All records are to be printed exactly as they appear.

━━━

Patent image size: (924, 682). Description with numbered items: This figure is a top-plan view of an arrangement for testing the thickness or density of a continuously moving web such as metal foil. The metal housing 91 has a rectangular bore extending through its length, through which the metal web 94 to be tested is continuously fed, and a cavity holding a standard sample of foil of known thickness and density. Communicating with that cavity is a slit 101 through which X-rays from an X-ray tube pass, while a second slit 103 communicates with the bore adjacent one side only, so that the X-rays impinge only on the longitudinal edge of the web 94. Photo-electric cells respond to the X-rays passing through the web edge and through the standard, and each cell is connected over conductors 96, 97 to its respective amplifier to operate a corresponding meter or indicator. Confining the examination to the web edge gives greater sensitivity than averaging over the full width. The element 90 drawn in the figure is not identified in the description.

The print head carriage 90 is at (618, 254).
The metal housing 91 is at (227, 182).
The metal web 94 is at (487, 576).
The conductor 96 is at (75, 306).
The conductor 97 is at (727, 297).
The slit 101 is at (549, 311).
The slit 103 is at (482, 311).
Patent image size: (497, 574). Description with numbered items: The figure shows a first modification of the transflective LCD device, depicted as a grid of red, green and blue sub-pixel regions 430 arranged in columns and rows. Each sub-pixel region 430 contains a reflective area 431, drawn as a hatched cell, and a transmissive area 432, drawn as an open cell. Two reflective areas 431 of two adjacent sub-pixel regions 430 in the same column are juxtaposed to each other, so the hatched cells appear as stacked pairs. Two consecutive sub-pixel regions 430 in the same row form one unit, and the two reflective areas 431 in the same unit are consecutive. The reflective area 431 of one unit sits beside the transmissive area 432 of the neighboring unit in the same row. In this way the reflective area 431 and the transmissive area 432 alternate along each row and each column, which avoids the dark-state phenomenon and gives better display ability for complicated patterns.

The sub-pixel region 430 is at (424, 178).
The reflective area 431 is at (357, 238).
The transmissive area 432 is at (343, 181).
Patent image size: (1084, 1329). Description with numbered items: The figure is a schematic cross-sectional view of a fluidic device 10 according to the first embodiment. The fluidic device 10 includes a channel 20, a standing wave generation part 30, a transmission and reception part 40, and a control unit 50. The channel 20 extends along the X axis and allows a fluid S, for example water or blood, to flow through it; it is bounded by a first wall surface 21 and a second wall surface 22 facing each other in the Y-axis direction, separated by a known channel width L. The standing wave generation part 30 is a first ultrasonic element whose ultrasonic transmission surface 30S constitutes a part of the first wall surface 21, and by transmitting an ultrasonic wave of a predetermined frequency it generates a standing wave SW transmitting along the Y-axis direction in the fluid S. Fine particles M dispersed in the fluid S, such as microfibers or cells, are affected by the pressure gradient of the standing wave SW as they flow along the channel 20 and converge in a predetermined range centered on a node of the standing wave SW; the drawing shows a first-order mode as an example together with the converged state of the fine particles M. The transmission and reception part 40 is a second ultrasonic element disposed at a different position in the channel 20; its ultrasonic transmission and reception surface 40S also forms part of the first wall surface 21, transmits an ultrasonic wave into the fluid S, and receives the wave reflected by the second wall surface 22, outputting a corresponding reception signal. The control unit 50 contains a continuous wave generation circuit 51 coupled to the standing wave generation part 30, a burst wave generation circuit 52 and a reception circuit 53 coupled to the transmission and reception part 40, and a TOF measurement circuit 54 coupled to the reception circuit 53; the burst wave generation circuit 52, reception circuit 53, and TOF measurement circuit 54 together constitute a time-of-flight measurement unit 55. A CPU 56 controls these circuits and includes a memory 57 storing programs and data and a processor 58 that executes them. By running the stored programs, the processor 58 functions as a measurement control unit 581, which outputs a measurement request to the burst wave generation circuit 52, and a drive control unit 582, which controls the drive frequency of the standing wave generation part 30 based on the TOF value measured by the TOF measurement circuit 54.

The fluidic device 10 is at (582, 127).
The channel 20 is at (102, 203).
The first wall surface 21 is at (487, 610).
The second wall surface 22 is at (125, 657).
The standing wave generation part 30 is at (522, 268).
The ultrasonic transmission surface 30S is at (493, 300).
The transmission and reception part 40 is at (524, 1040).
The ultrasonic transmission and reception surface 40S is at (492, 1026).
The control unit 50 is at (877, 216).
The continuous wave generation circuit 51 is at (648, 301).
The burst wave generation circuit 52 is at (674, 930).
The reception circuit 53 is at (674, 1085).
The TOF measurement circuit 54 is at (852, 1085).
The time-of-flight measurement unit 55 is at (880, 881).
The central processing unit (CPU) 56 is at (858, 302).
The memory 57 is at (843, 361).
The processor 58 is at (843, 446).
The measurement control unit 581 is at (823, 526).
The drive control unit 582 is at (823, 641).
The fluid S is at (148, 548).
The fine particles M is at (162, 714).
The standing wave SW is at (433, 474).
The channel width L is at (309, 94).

━━━

> _EXERCISE RESPONSE_
Patent image size: (924, 682). Description with numbered items: This figure is a top-plan view of an arrangement for testing the thickness or density of a continuously moving web such as metal foil. The metal housing 91 has a rectangular bore extending through its length, through which the metal web 94 to be tested is continuously fed, and a cavity holding a standard sample of foil of known thickness and density. Communicating with that cavity is a slit 101 through which X-rays from an X-ray tube pass, while a second slit 103 communicates with the bore adjacent one side only, so that the X-rays impinge only on the longitudinal edge of the web 94. Photo-electric cells respond to the X-rays passing through the web edge and through the standard, and each cell is connected over conductors 96, 97 to its respective amplifier to operate a corresponding meter or indicator. Confining the examination to the web edge gives greater sensitivity than averaging over the full width. The element 90 drawn in the figure is not identified in the description.

The print head carriage 90 is at (618, 254).
The metal housing 91 is at (227, 182).
The metal web 94 is at (487, 576).
The conductor 96 is at (75, 306).
The conductor 97 is at (727, 297).
The slit 101 is at (549, 311).
The slit 103 is at (482, 311).
Patent image size: (497, 574). Description with numbered items: The figure shows a first modification of the transflective LCD device, depicted as a grid of red, green and blue sub-pixel regions 430 arranged in columns and rows. Each sub-pixel region 430 contains a reflective area 431, drawn as a hatched cell, and a transmissive area 432, drawn as an open cell. Two reflective areas 431 of two adjacent sub-pixel regions 430 in the same column are juxtaposed to each other, so the hatched cells appear as stacked pairs. Two consecutive sub-pixel regions 430 in the same row form one unit, and the two reflective areas 431 in the same unit are consecutive. The reflective area 431 of one unit sits beside the transmissive area 432 of the neighboring unit in the same row. In this way the reflective area 431 and the transmissive area 432 alternate along each row and each column, which avoids the dark-state phenomenon and gives better display ability for complicated patterns.

The sub-pixel region 430 is at (424, 178).
The reflective area 431 is at (357, 238).
The transmissive area 432 is at (343, 181).
Patent image size: (1084, 1329). Description with numbered items: The figure is a schematic cross-sectional view of a fluidic device 10 according to the first embodiment. The fluidic device 10 includes a channel 20, a standing wave generation part 30, a transmission and reception part 40, and a control unit 50. The channel 20 extends along the X axis and allows a fluid S, for example water or blood, to flow through it; it is bounded by a first wall surface 21 and a second wall surface 22 facing each other in the Y-axis direction, separated by a known channel width L. The standing wave generation part 30 is a first ultrasonic element whose ultrasonic transmission surface 30S constitutes a part of the first wall surface 21, and by transmitting an ultrasonic wave of a predetermined frequency it generates a standing wave SW transmitting along the Y-axis direction in the fluid S. Fine particles M dispersed in the fluid S, such as microfibers or cells, are affected by the pressure gradient of the standing wave SW as they flow along the channel 20 and converge in a predetermined range centered on a node of the standing wave SW; the drawing shows a first-order mode as an example together with the converged state of the fine particles M. The transmission and reception part 40 is a second ultrasonic element disposed at a different position in the channel 20; its ultrasonic transmission and reception surface 40S also forms part of the first wall surface 21, transmits an ultrasonic wave into the fluid S, and receives the wave reflected by the second wall surface 22, outputting a corresponding reception signal. The control unit 50 contains a continuous wave generation circuit 51 coupled to the standing wave generation part 30, a burst wave generation circuit 52 and a reception circuit 53 coupled to the transmission and reception part 40, and a TOF measurement circuit 54 coupled to the reception circuit 53; the burst wave generation circuit 52, reception circuit 53, and TOF measurement circuit 54 together constitute a time-of-flight measurement unit 55. A CPU 56 controls these circuits and includes a memory 57 storing programs and data and a processor 58 that executes them. By running the stored programs, the processor 58 functions as a measurement control unit 581, which outputs a measurement request to the burst wave generation circuit 52, and a drive control unit 582, which controls the drive frequency of the standing wave generation part 30 based on the TOF value measured by the TOF measurement circuit 54.

The fluidic device 10 is at (582, 127).
The channel 20 is at (102, 203).
The first wall surface 21 is at (487, 610).
The second wall surface 22 is at (125, 657).
The standing wave generation part 30 is at (522, 268).
The ultrasonic transmission surface 30S is at (493, 300).
The transmission and reception part 40 is at (524, 1040).
The ultrasonic transmission and reception surface 40S is at (492, 1026).
The control unit 50 is at (877, 216).
The continuous wave generation circuit 51 is at (648, 301).
The burst wave generation circuit 52 is at (674, 930).
The reception circuit 53 is at (674, 1085).
The TOF measurement circuit 54 is at (852, 1085).
The time-of-flight measurement unit 55 is at (880, 881).
The central processing unit (CPU) 56 is at (858, 302).
The memory 57 is at (843, 361).
The processor 58 is at (843, 446).
The measurement control unit 581 is at (823, 526).
The drive control unit 582 is at (823, 641).
The fluid S is at (148, 548).
The fine particles M is at (162, 714).
The standing wave SW is at (433, 474).
The channel width L is at (309, 94).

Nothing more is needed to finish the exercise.